* [Excerpted text]:
★ ★ ★ ★ ★

PJ Harvey, Björk and Tori Amos Posing for Q Magazine in 1994

In 1993 and 1994, Polly Harvey, Björk and Tori Amos have rogered the charts with their special brew of spooky left-field weirdness and oestrogen-marinaded musings. Q Magazine invited the gleesome threesome over for a Tupperware Party With Attitude.


The elfin Eskimo, the kooky American chick and the mad bitch woman from hell were drinking tea and talking about other people’s perceptions of them and how wrong they always seem to be.

Gathered around a low table in a photographic studio in Islington, North London, they made for gently intense yet engaging company. Soon, the conversation was taking the unlikely B-roads hinted at in their expressly non-linear music. It is punctuated at regular intervals by staccato bursts of manic laughter.

Q Magazine’s cover, May 1994. (Photo by John Stoddart)

With five LPs between them (two unsettling albums apiece for Polly and Tori and one half-million UK seller for Björk’s startling Debut), they have given spooky, left-field major label weirdness back its good name and everyone from Kate Bush to Evan Dando a run for their money.

But what sets these women apart from the mainstream soft soul of Mariah Carey and Dina Carroll is their extraordinary singing voices. Björk’s is a heavenly hiccuping thing that almost defies terrestrial description; Polly’s is as if an opera diva had eaten a drum kit—swooping and percussive—and Tori’s is a finely tutored instrument that manages to simultaneously preach, purr and plead.

Their speaking voices are no less unusual: Björk boasts a yodeling Cockney-Icelandic hybrid with occasional East European overtones; Polly has the soft Rs and sleepily stretched vowels of her native Dorset; while Tori possesses a dreamy mid-American accent which, of the trio, bears the closest resemblance to that which you hear on her records.

★ ★ ★ ★ ★

* [Set exercise A]:
Answer these questions about the Q Magazine article on PJ Harvey, Björk and Tori Amos:
(i) In which part of London was the photographic studio where the three gathered?
(ii) Which month and year does the magazine cover mentioned in the text date from?
(iii) Of the three, whose speaking voice is said to most closely resemble the voice heard on her records?
The entries that follow have no connection to the text above.

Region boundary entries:
★ ★ ★ ★ ★

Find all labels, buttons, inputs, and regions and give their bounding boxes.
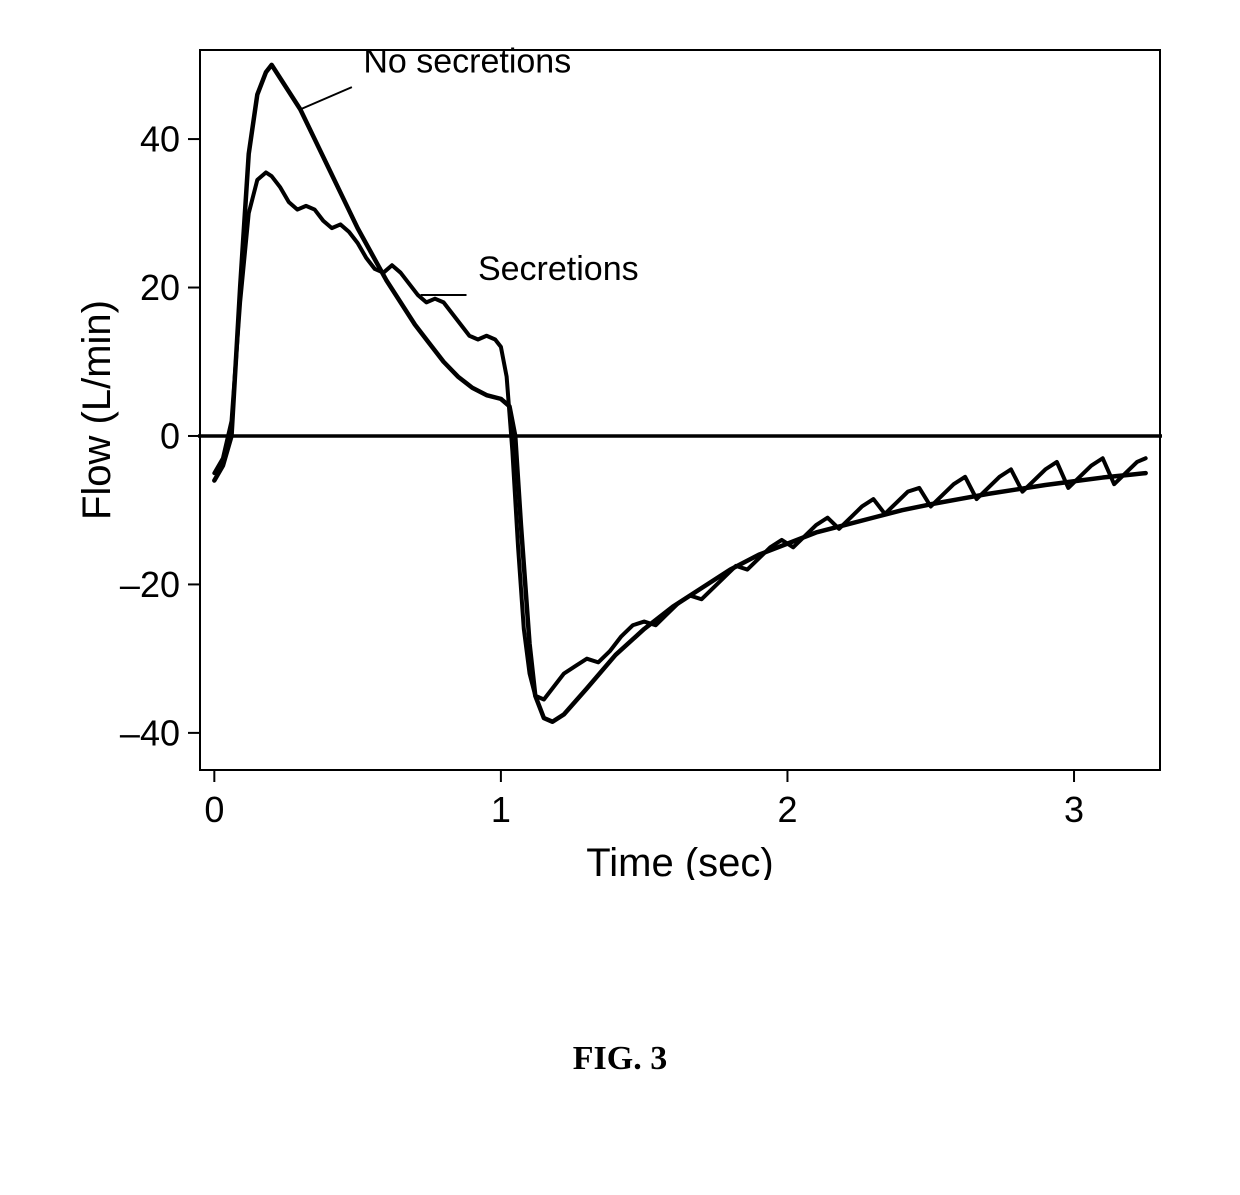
svg-text:Time (sec): Time (sec) — [586, 841, 773, 880]
svg-text:20: 20 — [140, 267, 180, 308]
flow-time-chart: 0 1 2 3 –40 –20 0 20 40 Time (sec) Flow (L/min) No … — [60, 20, 1180, 880]
svg-text:40: 40 — [140, 119, 180, 160]
page: 0 1 2 3 –40 –20 0 20 40 Time (sec) Flow (L/min) No … — [0, 0, 1240, 1195]
svg-text:–20: –20 — [120, 564, 180, 605]
svg-text:No secretions: No secretions — [363, 42, 571, 80]
svg-text:3: 3 — [1064, 789, 1084, 830]
svg-text:1: 1 — [491, 789, 511, 830]
svg-text:2: 2 — [777, 789, 797, 830]
svg-text:Secretions: Secretions — [478, 250, 639, 288]
svg-text:0: 0 — [160, 416, 180, 457]
chart-svg: 0 1 2 3 –40 –20 0 20 40 Time (sec) Flow (L/min) No … — [60, 20, 1180, 880]
svg-text:Flow (L/min): Flow (L/min) — [75, 300, 119, 520]
svg-text:–40: –40 — [120, 712, 180, 753]
svg-text:0: 0 — [204, 789, 224, 830]
figure-caption: FIG. 3 — [0, 1040, 1240, 1078]
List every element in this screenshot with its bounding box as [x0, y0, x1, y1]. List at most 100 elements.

★ ★ ★ ★ ★

* [Set exercise B]: Arrange every line of the entries above as a JSON list of strings, one string per line, with blank lines left out. Leave the pictures out of the answer.

* [Complete response A]:
(i) Islington, North London
(ii) May 1994
(iii) Tori Amos's

* [Complete response B]:
[
  "Find all labels, buttons, inputs, and regions and give their bounding boxes.",
  "svg-text:Time (sec): Time (sec) — [586, 841, 773, 880]",
  "svg-text:20: 20 — [140, 267, 180, 308]",
  "flow-time-chart: 0 1 2 3 –40 –20 0 20 40 Time (sec) Flow (L/min) No … — [60, 20, 1180, 880]",
  "svg-text:40: 40 — [140, 119, 180, 160]",
  "page: 0 1 2 3 –40 –20 0 20 40 Time (sec) Flow (L/min) No … — [0, 0, 1240, 1195]",
  "svg-text:–20: –20 — [120, 564, 180, 605]",
  "svg-text:No secretions: No secretions — [363, 42, 571, 80]",
  "svg-text:3: 3 — [1064, 789, 1084, 830]",
  "svg-text:1: 1 — [491, 789, 511, 830]",
  "svg-text:2: 2 — [777, 789, 797, 830]",
  "svg-text:Secretions: Secretions — [478, 250, 639, 288]",
  "svg-text:0: 0 — [160, 416, 180, 457]",
  "chart-svg: 0 1 2 3 –40 –20 0 20 40 Time (sec) Flow (L/min) No … — [60, 20, 1180, 880]",
  "svg-text:Flow (L/min): Flow (L/min) — [75, 300, 119, 520]",
  "svg-text:–40: –40 — [120, 712, 180, 753]",
  "svg-text:0: 0 — [204, 789, 224, 830]",
  "figure-caption: FIG. 3 — [0, 1040, 1240, 1078]",
  "List every element in this screenshot with its bounding box as [x0, y0, x1, y1]. List at most 100 elements."
]